_Challenge_: Only lines holding the word "speed" should be copied from the material.

_Input material_:
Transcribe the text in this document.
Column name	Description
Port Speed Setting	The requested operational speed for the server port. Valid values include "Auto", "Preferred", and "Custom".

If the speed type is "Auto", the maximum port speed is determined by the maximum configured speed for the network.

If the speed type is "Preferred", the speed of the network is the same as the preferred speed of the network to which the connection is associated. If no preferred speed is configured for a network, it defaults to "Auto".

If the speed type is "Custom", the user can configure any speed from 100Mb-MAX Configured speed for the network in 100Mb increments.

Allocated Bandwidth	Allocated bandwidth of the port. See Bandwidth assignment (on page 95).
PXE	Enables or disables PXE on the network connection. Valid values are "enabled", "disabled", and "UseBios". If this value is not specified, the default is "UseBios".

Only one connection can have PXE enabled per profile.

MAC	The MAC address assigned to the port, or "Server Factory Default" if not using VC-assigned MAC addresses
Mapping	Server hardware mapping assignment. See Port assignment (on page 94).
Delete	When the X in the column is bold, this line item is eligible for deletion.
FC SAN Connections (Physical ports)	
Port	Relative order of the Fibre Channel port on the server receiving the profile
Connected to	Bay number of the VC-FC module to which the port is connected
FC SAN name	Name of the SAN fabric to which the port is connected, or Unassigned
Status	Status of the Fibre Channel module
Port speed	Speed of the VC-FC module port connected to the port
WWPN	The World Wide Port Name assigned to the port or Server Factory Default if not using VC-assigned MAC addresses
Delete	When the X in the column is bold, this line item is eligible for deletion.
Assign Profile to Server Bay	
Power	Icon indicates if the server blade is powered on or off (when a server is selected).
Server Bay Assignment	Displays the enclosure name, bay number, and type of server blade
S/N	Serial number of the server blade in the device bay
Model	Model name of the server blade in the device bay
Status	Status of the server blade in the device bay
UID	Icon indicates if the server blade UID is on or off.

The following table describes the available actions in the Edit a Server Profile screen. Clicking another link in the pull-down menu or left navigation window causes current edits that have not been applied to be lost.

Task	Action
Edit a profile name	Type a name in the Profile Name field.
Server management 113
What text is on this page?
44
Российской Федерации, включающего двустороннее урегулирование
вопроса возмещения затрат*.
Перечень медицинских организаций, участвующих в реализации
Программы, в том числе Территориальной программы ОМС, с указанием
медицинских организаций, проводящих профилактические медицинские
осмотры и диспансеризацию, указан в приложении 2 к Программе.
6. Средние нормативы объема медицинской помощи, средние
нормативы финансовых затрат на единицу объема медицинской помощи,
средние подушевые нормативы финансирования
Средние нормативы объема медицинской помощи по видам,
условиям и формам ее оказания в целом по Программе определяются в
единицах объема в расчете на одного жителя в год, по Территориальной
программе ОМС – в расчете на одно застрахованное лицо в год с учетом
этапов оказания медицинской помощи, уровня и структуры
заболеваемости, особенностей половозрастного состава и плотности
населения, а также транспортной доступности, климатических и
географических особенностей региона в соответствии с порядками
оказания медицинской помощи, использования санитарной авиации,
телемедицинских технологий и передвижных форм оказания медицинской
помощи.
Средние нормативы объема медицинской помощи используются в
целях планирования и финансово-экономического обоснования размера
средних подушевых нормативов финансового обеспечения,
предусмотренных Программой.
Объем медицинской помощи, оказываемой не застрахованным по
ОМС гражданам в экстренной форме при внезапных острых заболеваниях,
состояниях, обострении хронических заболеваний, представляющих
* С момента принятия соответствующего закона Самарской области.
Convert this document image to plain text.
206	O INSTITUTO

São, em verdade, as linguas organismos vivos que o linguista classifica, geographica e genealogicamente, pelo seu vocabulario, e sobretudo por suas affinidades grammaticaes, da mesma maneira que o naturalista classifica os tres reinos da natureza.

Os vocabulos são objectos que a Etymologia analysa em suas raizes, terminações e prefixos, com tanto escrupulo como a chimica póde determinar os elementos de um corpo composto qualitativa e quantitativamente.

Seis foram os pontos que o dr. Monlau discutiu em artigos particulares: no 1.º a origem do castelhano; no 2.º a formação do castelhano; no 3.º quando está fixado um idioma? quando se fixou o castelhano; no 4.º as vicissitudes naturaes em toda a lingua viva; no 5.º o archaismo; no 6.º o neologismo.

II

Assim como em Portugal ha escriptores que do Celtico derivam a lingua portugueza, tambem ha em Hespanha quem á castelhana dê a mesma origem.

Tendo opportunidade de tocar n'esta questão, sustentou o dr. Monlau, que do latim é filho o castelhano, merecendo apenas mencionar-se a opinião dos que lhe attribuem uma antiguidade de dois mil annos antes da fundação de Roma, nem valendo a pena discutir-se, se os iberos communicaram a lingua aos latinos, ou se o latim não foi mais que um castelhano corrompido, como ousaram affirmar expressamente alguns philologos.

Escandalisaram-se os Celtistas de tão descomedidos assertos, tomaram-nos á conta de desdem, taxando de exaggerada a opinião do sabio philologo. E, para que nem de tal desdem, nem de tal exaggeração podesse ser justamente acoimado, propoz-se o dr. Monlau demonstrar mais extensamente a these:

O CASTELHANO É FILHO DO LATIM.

_Written solution_:
Port Speed Setting	The requested operational speed for the server port. Valid values include "Auto", "Preferred", and "Custom".
If the speed type is "Auto", the maximum port speed is determined by the maximum configured speed for the network.
If the speed type is "Preferred", the speed of the network is the same as the preferred speed of the network to which the connection is associated. If no preferred speed is configured for a network, it defaults to "Auto".
If the speed type is "Custom", the user can configure any speed from 100Mb-MAX Configured speed for the network in 100Mb increments.
Port speed	Speed of the VC-FC module port connected to the port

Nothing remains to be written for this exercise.